▸ **Problem statement**:
Reproduce verbatim the items from the line with "y-tick-label: 55 (22, 304, 54, 336)" to the line with "series-line (152, 186, 1694, 348)", including both of those lines.

** BEGIN **

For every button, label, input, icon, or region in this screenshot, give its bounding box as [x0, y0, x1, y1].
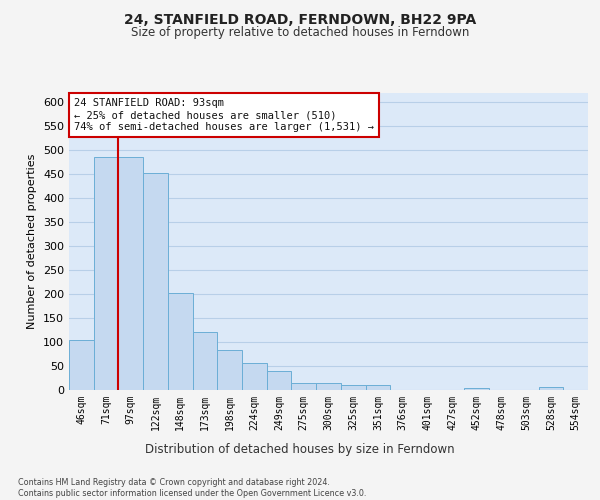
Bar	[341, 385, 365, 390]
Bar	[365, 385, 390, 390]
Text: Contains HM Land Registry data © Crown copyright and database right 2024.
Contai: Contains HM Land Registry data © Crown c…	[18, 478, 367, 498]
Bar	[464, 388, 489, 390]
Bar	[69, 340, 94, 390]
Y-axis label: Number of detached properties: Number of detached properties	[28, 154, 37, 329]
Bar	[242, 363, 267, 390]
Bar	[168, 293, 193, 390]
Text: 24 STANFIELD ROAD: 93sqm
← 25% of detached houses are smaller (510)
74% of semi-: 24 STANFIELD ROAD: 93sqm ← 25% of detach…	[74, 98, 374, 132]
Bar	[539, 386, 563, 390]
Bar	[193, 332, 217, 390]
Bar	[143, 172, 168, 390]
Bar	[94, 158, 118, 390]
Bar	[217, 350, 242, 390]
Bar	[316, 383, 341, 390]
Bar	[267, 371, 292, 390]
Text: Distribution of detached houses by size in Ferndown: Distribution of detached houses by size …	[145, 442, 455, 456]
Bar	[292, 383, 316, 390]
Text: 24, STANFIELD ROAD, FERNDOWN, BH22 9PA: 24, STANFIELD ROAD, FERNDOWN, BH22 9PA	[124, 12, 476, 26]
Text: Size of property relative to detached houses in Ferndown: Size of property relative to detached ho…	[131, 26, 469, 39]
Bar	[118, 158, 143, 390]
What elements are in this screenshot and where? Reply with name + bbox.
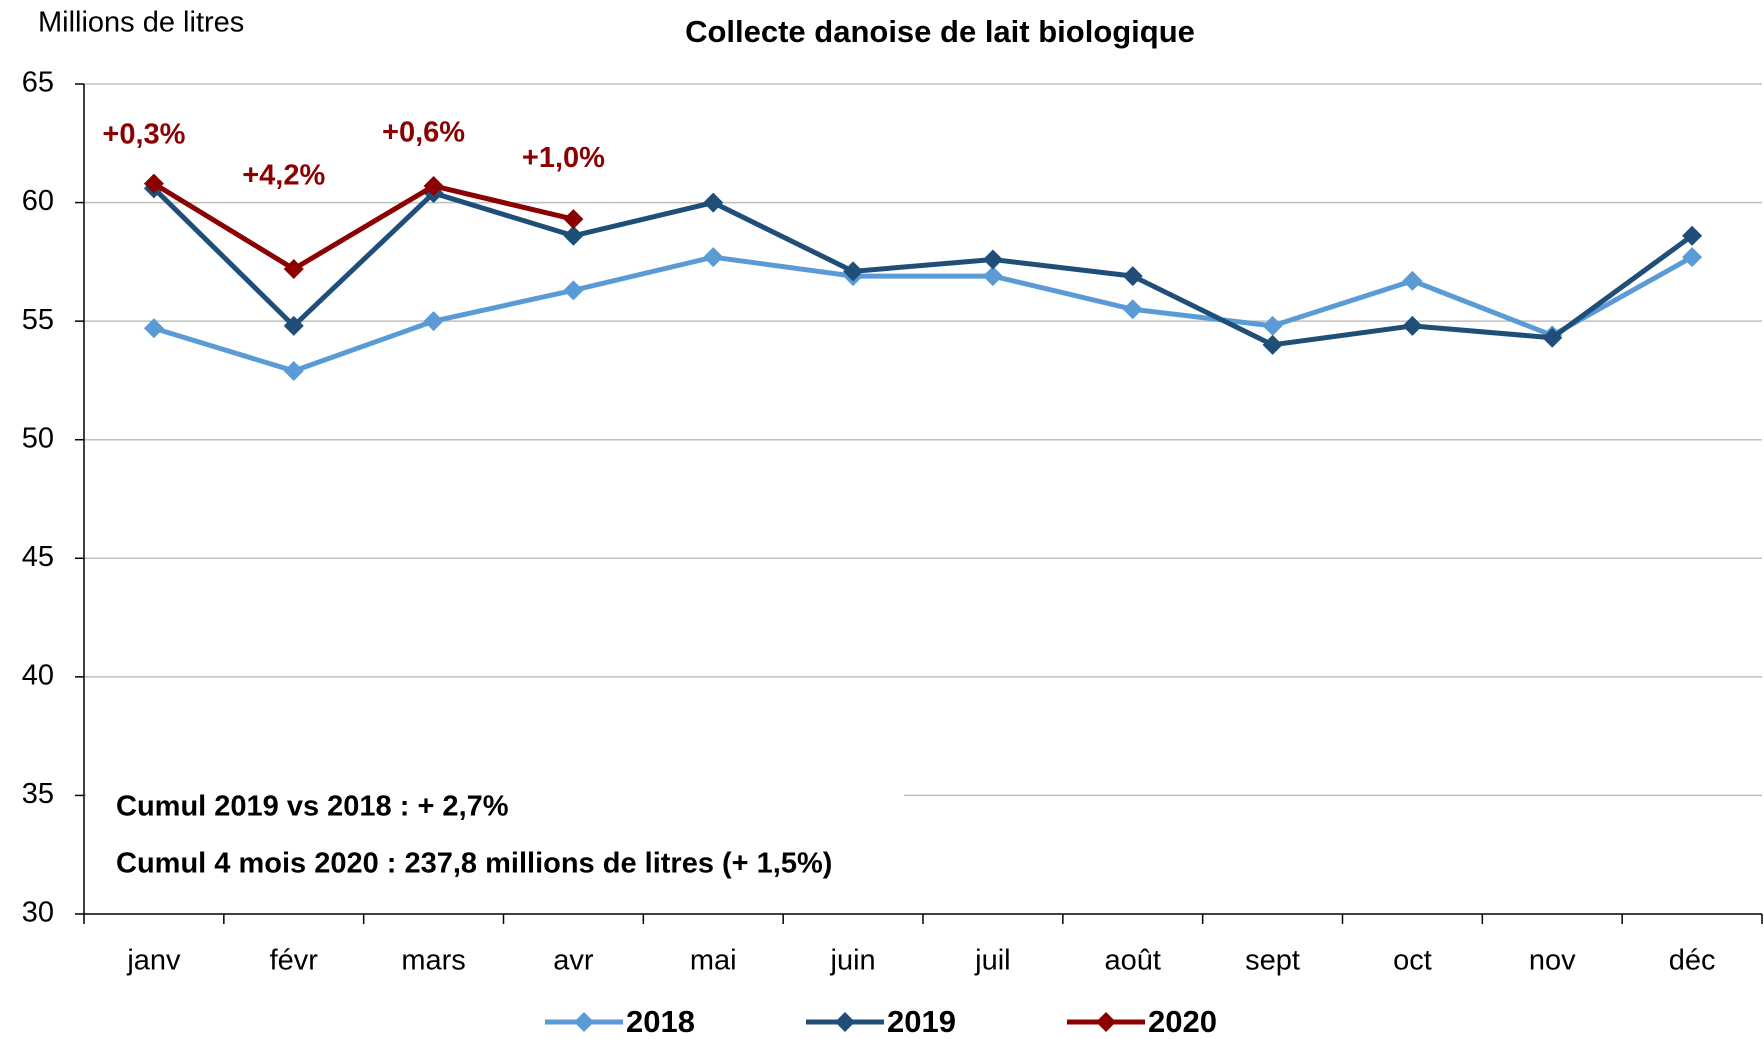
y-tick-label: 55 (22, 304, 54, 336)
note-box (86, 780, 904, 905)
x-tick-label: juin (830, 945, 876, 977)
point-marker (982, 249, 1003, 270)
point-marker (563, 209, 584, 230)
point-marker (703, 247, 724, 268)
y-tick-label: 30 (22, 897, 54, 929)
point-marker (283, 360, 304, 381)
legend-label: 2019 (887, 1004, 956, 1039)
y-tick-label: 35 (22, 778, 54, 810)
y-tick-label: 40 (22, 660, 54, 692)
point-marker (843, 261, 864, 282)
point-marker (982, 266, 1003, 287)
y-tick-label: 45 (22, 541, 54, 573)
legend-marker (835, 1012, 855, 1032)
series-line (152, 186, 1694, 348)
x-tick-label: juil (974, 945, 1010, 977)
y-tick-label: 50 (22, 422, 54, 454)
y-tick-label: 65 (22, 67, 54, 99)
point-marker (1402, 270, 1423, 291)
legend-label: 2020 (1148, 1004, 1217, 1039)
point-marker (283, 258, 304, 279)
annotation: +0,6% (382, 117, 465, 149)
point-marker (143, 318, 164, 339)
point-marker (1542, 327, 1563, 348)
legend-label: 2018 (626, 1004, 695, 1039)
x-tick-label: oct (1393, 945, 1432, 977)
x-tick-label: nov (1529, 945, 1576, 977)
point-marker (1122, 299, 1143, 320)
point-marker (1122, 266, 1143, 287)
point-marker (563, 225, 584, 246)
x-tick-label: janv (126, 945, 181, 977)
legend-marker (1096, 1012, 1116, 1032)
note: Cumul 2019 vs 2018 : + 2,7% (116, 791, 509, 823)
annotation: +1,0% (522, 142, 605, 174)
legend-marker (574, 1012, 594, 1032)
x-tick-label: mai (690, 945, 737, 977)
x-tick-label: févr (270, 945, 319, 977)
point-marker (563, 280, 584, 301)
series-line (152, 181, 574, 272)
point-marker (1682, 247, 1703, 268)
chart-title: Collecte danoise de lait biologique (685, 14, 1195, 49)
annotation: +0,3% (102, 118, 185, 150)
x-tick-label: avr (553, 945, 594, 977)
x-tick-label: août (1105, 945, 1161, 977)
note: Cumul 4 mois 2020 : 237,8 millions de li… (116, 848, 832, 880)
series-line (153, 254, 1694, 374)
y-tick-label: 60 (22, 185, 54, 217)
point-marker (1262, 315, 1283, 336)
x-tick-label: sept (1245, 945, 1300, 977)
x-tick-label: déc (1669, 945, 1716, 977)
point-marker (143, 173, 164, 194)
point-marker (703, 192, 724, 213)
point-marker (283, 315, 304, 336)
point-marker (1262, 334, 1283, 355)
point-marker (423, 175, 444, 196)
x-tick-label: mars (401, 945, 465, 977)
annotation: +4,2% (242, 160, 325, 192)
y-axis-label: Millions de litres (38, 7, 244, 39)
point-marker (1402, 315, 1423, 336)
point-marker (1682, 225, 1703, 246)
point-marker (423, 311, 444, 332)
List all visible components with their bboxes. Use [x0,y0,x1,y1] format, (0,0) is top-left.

** END **
** BEGIN **

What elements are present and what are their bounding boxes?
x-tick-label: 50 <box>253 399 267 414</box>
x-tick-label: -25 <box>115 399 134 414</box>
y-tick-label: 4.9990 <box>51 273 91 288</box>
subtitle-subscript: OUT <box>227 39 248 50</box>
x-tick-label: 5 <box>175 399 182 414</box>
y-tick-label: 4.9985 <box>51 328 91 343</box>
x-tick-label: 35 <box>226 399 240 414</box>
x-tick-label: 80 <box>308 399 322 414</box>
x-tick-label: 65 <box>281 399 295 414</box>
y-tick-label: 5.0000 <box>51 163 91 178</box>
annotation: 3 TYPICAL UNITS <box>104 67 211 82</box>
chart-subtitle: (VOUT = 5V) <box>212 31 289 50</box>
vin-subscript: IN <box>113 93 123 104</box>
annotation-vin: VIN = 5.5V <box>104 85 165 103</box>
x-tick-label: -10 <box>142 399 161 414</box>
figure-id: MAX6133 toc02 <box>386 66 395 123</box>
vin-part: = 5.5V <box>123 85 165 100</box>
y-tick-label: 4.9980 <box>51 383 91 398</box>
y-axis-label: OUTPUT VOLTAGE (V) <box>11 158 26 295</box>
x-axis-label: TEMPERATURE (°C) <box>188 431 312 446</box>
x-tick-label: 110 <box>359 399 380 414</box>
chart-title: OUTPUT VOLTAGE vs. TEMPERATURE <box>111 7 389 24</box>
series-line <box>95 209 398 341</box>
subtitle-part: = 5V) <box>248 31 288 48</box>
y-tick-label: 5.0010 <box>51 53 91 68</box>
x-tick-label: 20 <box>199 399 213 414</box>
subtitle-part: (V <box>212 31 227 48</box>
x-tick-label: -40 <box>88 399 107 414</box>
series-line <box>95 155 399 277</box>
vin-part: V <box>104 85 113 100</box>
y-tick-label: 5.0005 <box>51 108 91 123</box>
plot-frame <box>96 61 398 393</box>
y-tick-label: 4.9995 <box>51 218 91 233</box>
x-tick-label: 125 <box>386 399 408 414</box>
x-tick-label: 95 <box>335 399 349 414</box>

** END **

▸ **Exercise output**:
y-tick-label: 55 (22, 304, 54, 336)
note-box (86, 780, 904, 905)
x-tick-label: juin (830, 945, 876, 977)
point-marker (982, 249, 1003, 270)
point-marker (563, 209, 584, 230)
point-marker (703, 247, 724, 268)
y-tick-label: 30 (22, 897, 54, 929)
point-marker (283, 360, 304, 381)
legend-label: 2019 (887, 1004, 956, 1039)
y-tick-label: 35 (22, 778, 54, 810)
y-tick-label: 40 (22, 660, 54, 692)
point-marker (843, 261, 864, 282)
point-marker (982, 266, 1003, 287)
y-tick-label: 45 (22, 541, 54, 573)
legend-marker (835, 1012, 855, 1032)
series-line (152, 186, 1694, 348)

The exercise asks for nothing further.